- **What needs to be done**
Copy out every line of the records where the string "checked" occurs.

- **Given records**

## Start

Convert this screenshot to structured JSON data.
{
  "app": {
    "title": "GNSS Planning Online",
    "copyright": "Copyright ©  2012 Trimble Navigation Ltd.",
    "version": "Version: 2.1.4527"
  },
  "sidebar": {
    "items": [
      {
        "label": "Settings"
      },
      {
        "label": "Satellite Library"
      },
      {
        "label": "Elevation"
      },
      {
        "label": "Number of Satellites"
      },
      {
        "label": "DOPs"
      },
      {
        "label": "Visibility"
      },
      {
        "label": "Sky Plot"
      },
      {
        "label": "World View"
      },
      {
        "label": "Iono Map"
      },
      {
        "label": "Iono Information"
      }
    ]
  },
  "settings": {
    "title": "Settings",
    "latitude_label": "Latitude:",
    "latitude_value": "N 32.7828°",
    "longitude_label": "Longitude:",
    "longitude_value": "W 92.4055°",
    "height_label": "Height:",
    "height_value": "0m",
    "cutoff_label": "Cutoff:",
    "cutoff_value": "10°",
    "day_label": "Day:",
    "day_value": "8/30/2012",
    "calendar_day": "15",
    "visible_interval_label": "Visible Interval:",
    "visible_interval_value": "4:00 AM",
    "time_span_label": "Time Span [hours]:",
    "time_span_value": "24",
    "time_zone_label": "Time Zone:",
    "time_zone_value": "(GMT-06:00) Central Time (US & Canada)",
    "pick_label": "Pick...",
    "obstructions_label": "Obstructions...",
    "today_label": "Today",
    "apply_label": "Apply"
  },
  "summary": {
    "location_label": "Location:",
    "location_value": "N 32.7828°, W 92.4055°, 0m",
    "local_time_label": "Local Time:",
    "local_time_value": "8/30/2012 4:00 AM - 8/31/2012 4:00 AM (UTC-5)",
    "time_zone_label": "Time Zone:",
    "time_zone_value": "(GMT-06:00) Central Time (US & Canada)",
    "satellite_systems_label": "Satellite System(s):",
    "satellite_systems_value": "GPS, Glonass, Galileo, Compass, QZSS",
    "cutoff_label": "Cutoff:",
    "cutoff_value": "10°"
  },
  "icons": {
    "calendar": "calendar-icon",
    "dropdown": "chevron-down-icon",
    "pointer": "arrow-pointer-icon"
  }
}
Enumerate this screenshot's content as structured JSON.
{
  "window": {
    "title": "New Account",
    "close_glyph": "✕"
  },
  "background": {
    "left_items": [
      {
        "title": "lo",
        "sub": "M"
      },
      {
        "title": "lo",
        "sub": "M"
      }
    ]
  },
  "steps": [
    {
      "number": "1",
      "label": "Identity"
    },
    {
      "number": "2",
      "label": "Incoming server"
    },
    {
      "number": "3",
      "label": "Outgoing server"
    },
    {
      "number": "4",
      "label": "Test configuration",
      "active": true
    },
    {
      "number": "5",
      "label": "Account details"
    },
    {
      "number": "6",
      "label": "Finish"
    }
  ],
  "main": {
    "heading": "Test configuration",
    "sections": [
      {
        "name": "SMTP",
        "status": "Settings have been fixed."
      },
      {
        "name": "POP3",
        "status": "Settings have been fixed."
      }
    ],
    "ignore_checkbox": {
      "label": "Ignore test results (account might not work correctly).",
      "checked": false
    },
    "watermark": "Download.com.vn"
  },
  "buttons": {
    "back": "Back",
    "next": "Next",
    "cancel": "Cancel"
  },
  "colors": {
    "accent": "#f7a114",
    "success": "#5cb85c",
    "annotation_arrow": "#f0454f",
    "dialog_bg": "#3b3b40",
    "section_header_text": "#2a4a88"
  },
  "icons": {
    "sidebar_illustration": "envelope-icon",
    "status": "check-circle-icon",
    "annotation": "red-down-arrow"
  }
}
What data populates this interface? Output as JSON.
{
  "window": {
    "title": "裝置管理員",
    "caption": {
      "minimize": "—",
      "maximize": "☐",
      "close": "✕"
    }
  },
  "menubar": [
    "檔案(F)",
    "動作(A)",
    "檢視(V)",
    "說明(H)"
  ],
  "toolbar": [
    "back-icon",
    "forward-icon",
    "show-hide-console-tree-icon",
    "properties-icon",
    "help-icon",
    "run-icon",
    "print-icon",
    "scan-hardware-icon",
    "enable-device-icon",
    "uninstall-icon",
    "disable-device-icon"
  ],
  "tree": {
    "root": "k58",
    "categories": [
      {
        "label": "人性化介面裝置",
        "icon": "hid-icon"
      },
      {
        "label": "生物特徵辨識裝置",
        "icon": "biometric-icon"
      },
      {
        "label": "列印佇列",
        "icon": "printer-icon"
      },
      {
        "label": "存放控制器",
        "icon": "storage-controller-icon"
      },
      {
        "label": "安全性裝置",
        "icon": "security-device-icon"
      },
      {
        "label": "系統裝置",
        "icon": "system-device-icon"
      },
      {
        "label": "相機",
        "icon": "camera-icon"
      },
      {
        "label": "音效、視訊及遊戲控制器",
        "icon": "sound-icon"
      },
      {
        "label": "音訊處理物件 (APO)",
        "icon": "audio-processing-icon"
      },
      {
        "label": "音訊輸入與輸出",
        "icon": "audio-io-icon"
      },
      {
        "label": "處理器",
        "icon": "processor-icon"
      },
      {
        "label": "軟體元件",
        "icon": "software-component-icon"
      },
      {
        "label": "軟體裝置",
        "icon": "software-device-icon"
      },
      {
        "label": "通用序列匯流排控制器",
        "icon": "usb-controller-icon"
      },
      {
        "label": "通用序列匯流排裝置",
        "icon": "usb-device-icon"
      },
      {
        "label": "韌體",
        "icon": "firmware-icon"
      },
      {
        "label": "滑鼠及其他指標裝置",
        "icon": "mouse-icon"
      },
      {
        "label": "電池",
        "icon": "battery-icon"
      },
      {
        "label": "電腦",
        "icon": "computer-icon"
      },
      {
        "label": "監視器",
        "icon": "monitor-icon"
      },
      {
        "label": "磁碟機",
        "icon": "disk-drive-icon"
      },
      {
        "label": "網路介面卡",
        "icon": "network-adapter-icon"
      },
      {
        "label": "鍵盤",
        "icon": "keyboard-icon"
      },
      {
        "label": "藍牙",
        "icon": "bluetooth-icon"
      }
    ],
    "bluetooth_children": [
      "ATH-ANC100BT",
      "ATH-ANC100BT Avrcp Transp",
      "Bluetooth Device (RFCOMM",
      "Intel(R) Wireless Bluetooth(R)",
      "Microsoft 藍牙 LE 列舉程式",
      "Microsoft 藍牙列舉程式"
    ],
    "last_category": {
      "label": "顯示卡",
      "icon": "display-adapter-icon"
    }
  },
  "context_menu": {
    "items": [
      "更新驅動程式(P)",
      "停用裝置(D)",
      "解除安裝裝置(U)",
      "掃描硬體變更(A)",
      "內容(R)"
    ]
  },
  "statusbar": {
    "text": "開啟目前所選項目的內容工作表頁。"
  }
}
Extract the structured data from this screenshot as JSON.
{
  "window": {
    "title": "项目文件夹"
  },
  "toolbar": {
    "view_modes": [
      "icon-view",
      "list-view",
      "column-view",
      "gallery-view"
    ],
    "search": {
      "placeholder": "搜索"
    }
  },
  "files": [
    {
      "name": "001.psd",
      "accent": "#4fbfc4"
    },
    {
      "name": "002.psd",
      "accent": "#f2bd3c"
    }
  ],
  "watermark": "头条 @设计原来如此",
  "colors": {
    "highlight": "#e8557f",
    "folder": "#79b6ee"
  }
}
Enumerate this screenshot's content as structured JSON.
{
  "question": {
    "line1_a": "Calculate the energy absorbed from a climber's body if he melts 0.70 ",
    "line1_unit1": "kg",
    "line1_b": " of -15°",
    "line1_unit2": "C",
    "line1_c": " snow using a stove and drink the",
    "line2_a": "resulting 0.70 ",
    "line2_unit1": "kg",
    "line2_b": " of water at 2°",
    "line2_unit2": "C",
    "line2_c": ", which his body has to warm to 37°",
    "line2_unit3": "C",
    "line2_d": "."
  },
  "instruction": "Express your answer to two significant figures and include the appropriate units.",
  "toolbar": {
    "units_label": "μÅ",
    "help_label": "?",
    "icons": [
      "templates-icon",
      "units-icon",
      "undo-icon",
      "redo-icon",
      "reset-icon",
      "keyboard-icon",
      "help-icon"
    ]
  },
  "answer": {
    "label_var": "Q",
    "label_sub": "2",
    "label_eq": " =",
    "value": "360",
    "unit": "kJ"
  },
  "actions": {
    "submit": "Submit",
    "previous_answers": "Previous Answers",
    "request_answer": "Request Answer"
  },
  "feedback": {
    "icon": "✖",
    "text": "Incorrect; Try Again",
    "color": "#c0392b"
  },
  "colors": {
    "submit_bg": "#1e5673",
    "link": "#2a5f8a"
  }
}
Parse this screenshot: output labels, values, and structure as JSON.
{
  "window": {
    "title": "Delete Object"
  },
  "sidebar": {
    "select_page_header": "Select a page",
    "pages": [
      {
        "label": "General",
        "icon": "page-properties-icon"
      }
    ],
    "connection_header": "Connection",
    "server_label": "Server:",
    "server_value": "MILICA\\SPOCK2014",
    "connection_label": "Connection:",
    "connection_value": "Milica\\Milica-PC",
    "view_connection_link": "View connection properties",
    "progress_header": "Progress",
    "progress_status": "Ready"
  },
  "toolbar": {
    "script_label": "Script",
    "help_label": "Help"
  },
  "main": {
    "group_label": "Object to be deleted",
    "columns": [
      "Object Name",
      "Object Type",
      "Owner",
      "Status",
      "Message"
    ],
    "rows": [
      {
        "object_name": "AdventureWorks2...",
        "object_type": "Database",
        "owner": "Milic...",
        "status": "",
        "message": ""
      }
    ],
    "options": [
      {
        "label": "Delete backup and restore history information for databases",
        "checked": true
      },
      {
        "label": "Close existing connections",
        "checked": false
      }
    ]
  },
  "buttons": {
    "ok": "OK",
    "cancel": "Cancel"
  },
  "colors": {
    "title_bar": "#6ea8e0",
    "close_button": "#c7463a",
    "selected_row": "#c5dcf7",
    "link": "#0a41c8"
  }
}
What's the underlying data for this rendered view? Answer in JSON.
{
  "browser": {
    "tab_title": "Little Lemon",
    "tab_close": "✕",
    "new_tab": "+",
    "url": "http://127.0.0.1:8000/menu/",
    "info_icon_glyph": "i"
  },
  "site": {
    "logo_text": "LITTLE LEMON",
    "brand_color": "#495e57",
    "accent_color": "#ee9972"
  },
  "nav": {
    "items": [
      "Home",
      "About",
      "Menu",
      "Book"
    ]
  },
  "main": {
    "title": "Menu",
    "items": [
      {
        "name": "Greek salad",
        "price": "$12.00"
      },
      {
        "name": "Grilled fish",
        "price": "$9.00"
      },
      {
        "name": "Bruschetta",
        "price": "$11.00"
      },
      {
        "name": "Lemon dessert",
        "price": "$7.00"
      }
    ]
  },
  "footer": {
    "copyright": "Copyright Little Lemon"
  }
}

## End

- **Result of the task**
      "checked": false
        "checked": true
        "checked": false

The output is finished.